═══ TASK INPUTS

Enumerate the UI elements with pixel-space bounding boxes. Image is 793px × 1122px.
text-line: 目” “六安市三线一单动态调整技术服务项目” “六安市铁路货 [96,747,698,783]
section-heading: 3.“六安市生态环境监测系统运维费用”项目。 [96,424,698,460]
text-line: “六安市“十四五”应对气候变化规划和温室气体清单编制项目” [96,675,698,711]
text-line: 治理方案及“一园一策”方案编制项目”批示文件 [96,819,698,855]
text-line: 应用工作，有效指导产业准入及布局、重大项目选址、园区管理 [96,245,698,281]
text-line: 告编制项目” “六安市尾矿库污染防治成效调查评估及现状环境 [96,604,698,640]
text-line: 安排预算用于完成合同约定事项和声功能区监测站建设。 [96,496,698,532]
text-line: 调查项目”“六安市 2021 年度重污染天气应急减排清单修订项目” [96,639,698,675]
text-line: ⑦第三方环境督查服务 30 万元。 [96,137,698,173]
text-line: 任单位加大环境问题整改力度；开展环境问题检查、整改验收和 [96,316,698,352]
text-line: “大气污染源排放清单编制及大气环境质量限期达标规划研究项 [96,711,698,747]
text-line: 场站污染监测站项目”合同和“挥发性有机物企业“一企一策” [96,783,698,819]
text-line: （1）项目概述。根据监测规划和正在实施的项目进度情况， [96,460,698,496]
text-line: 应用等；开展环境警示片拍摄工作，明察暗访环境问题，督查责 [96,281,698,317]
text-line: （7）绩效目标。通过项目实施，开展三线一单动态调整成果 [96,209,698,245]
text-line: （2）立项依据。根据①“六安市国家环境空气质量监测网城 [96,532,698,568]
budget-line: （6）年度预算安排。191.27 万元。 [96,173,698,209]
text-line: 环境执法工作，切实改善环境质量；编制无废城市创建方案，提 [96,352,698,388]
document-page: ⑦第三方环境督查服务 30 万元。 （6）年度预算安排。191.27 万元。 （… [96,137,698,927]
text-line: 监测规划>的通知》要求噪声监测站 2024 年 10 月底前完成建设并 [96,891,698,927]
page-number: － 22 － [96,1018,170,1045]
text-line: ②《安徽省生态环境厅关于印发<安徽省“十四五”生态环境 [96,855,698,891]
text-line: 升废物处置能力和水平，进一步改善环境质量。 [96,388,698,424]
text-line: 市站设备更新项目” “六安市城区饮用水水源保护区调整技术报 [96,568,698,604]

══════

• _WRITTEN PROBLEM_
Reproduce every line of the item above word for word, with no changes.

• _REPLY_
Enumerate the UI elements with pixel-space bounding boxes. Image is 793px × 1122px.
text-line: 目” “六安市三线一单动态调整技术服务项目” “六安市铁路货 [96,747,698,783]
section-heading: 3.“六安市生态环境监测系统运维费用”项目。 [96,424,698,460]
text-line: “六安市“十四五”应对气候变化规划和温室气体清单编制项目” [96,675,698,711]
text-line: 治理方案及“一园一策”方案编制项目”批示文件 [96,819,698,855]
text-line: 应用工作，有效指导产业准入及布局、重大项目选址、园区管理 [96,245,698,281]
text-line: 告编制项目” “六安市尾矿库污染防治成效调查评估及现状环境 [96,604,698,640]
text-line: 安排预算用于完成合同约定事项和声功能区监测站建设。 [96,496,698,532]
text-line: 调查项目”“六安市 2021 年度重污染天气应急减排清单修订项目” [96,639,698,675]
text-line: ⑦第三方环境督查服务 30 万元。 [96,137,698,173]
text-line: 任单位加大环境问题整改力度；开展环境问题检查、整改验收和 [96,316,698,352]
text-line: “大气污染源排放清单编制及大气环境质量限期达标规划研究项 [96,711,698,747]
text-line: 场站污染监测站项目”合同和“挥发性有机物企业“一企一策” [96,783,698,819]
text-line: （1）项目概述。根据监测规划和正在实施的项目进度情况， [96,460,698,496]
text-line: 应用等；开展环境警示片拍摄工作，明察暗访环境问题，督查责 [96,281,698,317]
text-line: （7）绩效目标。通过项目实施，开展三线一单动态调整成果 [96,209,698,245]
text-line: （2）立项依据。根据①“六安市国家环境空气质量监测网城 [96,532,698,568]
budget-line: （6）年度预算安排。191.27 万元。 [96,173,698,209]
text-line: 环境执法工作，切实改善环境质量；编制无废城市创建方案，提 [96,352,698,388]
document-page: ⑦第三方环境督查服务 30 万元。 （6）年度预算安排。191.27 万元。 （… [96,137,698,927]
text-line: 监测规划>的通知》要求噪声监测站 2024 年 10 月底前完成建设并 [96,891,698,927]
page-number: － 22 － [96,1018,170,1045]
text-line: ②《安徽省生态环境厅关于印发<安徽省“十四五”生态环境 [96,855,698,891]
text-line: 升废物处置能力和水平，进一步改善环境质量。 [96,388,698,424]
text-line: 市站设备更新项目” “六安市城区饮用水水源保护区调整技术报 [96,568,698,604]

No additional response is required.